## Available data
━━━━━━━━━━━━━━━━━━━━━━━━━━━━━━
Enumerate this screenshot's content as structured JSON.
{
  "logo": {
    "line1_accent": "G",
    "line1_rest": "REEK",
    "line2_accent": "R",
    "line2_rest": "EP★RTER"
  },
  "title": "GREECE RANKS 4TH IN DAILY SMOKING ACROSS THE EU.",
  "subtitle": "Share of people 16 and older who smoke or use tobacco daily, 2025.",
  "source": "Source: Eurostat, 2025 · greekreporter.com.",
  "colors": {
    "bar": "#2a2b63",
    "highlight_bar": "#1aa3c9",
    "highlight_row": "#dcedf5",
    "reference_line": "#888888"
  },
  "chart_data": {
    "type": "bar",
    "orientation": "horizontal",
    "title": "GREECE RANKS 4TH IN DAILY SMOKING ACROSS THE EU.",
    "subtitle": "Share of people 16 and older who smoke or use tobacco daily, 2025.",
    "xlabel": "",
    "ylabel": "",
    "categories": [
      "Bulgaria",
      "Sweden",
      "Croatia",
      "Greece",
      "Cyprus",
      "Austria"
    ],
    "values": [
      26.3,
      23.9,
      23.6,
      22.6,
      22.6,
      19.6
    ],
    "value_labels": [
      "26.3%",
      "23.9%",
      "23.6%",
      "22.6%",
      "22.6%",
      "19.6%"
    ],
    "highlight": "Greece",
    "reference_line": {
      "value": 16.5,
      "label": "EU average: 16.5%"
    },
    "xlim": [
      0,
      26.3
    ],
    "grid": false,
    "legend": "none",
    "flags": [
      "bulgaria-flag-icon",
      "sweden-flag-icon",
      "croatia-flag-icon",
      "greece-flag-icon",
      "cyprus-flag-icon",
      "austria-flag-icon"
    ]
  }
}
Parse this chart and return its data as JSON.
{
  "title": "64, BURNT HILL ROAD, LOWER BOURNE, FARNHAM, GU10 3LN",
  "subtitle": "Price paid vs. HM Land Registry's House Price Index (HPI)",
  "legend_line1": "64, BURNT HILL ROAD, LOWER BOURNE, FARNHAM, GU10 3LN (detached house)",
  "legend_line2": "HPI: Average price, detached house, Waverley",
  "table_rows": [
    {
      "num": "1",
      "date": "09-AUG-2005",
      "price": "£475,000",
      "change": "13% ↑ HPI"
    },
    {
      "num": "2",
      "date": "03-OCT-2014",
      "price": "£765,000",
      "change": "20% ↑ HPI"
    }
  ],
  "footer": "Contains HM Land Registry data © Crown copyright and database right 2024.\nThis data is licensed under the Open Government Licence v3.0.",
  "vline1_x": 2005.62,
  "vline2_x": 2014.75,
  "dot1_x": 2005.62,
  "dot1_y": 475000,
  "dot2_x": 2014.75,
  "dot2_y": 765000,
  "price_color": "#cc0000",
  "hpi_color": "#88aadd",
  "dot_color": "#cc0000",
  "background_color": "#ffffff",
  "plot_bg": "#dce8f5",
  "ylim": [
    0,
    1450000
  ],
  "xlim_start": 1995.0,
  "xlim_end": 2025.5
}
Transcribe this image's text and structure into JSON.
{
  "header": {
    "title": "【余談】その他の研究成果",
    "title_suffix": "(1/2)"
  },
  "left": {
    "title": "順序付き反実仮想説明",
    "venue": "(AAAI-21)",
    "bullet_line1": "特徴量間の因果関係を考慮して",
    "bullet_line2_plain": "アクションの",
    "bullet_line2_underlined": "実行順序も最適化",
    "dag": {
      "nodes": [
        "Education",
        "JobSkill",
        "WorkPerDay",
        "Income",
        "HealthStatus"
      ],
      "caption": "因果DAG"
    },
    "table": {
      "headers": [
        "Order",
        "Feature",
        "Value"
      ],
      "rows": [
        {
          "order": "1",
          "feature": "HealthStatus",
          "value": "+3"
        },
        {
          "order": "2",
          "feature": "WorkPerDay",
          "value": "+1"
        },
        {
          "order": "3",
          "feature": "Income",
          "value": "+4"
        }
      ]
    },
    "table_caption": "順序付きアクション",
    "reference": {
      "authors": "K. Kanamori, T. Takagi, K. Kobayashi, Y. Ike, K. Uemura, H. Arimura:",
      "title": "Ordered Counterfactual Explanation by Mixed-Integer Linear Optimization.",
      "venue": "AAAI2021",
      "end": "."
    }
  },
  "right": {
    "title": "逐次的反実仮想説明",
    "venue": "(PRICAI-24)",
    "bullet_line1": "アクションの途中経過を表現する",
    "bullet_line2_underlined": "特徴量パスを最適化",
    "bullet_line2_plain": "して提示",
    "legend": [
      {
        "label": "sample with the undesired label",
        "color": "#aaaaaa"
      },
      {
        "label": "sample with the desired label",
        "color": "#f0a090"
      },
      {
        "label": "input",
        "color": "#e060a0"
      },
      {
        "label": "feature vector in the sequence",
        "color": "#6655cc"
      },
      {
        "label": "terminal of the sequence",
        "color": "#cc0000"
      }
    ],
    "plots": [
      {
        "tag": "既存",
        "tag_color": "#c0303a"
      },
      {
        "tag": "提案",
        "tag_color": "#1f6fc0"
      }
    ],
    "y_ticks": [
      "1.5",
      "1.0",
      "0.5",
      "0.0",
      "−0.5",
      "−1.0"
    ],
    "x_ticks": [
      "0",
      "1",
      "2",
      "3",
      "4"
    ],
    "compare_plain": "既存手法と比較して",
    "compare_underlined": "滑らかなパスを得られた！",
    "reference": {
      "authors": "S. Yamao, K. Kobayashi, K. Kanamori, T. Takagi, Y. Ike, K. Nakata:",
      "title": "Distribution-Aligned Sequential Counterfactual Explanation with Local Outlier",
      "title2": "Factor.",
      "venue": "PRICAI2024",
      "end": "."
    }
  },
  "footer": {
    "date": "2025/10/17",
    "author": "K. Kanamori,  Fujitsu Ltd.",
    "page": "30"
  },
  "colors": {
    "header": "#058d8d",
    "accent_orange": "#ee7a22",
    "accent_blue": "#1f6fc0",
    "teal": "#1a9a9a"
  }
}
━━━━━━━━━━━━━━━━━━━━━━━━━━━━━━
## Problem statement
Each line of the listing should be copied exactly.

## Solution for this problem
Enumerate this screenshot's content as structured JSON.
{
  "logo": {
    "line1_accent": "G",
    "line1_rest": "REEK",
    "line2_accent": "R",
    "line2_rest": "EP★RTER"
  },
  "title": "GREECE RANKS 4TH IN DAILY SMOKING ACROSS THE EU.",
  "subtitle": "Share of people 16 and older who smoke or use tobacco daily, 2025.",
  "source": "Source: Eurostat, 2025 · greekreporter.com.",
  "colors": {
    "bar": "#2a2b63",
    "highlight_bar": "#1aa3c9",
    "highlight_row": "#dcedf5",
    "reference_line": "#888888"
  },
  "chart_data": {
    "type": "bar",
    "orientation": "horizontal",
    "title": "GREECE RANKS 4TH IN DAILY SMOKING ACROSS THE EU.",
    "subtitle": "Share of people 16 and older who smoke or use tobacco daily, 2025.",
    "xlabel": "",
    "ylabel": "",
    "categories": [
      "Bulgaria",
      "Sweden",
      "Croatia",
      "Greece",
      "Cyprus",
      "Austria"
    ],
    "values": [
      26.3,
      23.9,
      23.6,
      22.6,
      22.6,
      19.6
    ],
    "value_labels": [
      "26.3%",
      "23.9%",
      "23.6%",
      "22.6%",
      "22.6%",
      "19.6%"
    ],
    "highlight": "Greece",
    "reference_line": {
      "value": 16.5,
      "label": "EU average: 16.5%"
    },
    "xlim": [
      0,
      26.3
    ],
    "grid": false,
    "legend": "none",
    "flags": [
      "bulgaria-flag-icon",
      "sweden-flag-icon",
      "croatia-flag-icon",
      "greece-flag-icon",
      "cyprus-flag-icon",
      "austria-flag-icon"
    ]
  }
}
Parse this chart and return its data as JSON.
{
  "title": "64, BURNT HILL ROAD, LOWER BOURNE, FARNHAM, GU10 3LN",
  "subtitle": "Price paid vs. HM Land Registry's House Price Index (HPI)",
  "legend_line1": "64, BURNT HILL ROAD, LOWER BOURNE, FARNHAM, GU10 3LN (detached house)",
  "legend_line2": "HPI: Average price, detached house, Waverley",
  "table_rows": [
    {
      "num": "1",
      "date": "09-AUG-2005",
      "price": "£475,000",
      "change": "13% ↑ HPI"
    },
    {
      "num": "2",
      "date": "03-OCT-2014",
      "price": "£765,000",
      "change": "20% ↑ HPI"
    }
  ],
  "footer": "Contains HM Land Registry data © Crown copyright and database right 2024.\nThis data is licensed under the Open Government Licence v3.0.",
  "vline1_x": 2005.62,
  "vline2_x": 2014.75,
  "dot1_x": 2005.62,
  "dot1_y": 475000,
  "dot2_x": 2014.75,
  "dot2_y": 765000,
  "price_color": "#cc0000",
  "hpi_color": "#88aadd",
  "dot_color": "#cc0000",
  "background_color": "#ffffff",
  "plot_bg": "#dce8f5",
  "ylim": [
    0,
    1450000
  ],
  "xlim_start": 1995.0,
  "xlim_end": 2025.5
}
Transcribe this image's text and structure into JSON.
{
  "header": {
    "title": "【余談】その他の研究成果",
    "title_suffix": "(1/2)"
  },
  "left": {
    "title": "順序付き反実仮想説明",
    "venue": "(AAAI-21)",
    "bullet_line1": "特徴量間の因果関係を考慮して",
    "bullet_line2_plain": "アクションの",
    "bullet_line2_underlined": "実行順序も最適化",
    "dag": {
      "nodes": [
        "Education",
        "JobSkill",
        "WorkPerDay",
        "Income",
        "HealthStatus"
      ],
      "caption": "因果DAG"
    },
    "table": {
      "headers": [
        "Order",
        "Feature",
        "Value"
      ],
      "rows": [
        {
          "order": "1",
          "feature": "HealthStatus",
          "value": "+3"
        },
        {
          "order": "2",
          "feature": "WorkPerDay",
          "value": "+1"
        },
        {
          "order": "3",
          "feature": "Income",
          "value": "+4"
        }
      ]
    },
    "table_caption": "順序付きアクション",
    "reference": {
      "authors": "K. Kanamori, T. Takagi, K. Kobayashi, Y. Ike, K. Uemura, H. Arimura:",
      "title": "Ordered Counterfactual Explanation by Mixed-Integer Linear Optimization.",
      "venue": "AAAI2021",
      "end": "."
    }
  },
  "right": {
    "title": "逐次的反実仮想説明",
    "venue": "(PRICAI-24)",
    "bullet_line1": "アクションの途中経過を表現する",
    "bullet_line2_underlined": "特徴量パスを最適化",
    "bullet_line2_plain": "して提示",
    "legend": [
      {
        "label": "sample with the undesired label",
        "color": "#aaaaaa"
      },
      {
        "label": "sample with the desired label",
        "color": "#f0a090"
      },
      {
        "label": "input",
        "color": "#e060a0"
      },
      {
        "label": "feature vector in the sequence",
        "color": "#6655cc"
      },
      {
        "label": "terminal of the sequence",
        "color": "#cc0000"
      }
    ],
    "plots": [
      {
        "tag": "既存",
        "tag_color": "#c0303a"
      },
      {
        "tag": "提案",
        "tag_color": "#1f6fc0"
      }
    ],
    "y_ticks": [
      "1.5",
      "1.0",
      "0.5",
      "0.0",
      "−0.5",
      "−1.0"
    ],
    "x_ticks": [
      "0",
      "1",
      "2",
      "3",
      "4"
    ],
    "compare_plain": "既存手法と比較して",
    "compare_underlined": "滑らかなパスを得られた！",
    "reference": {
      "authors": "S. Yamao, K. Kobayashi, K. Kanamori, T. Takagi, Y. Ike, K. Nakata:",
      "title": "Distribution-Aligned Sequential Counterfactual Explanation with Local Outlier",
      "title2": "Factor.",
      "venue": "PRICAI2024",
      "end": "."
    }
  },
  "footer": {
    "date": "2025/10/17",
    "author": "K. Kanamori,  Fujitsu Ltd.",
    "page": "30"
  },
  "colors": {
    "header": "#058d8d",
    "accent_orange": "#ee7a22",
    "accent_blue": "#1f6fc0",
    "teal": "#1a9a9a"
  }
}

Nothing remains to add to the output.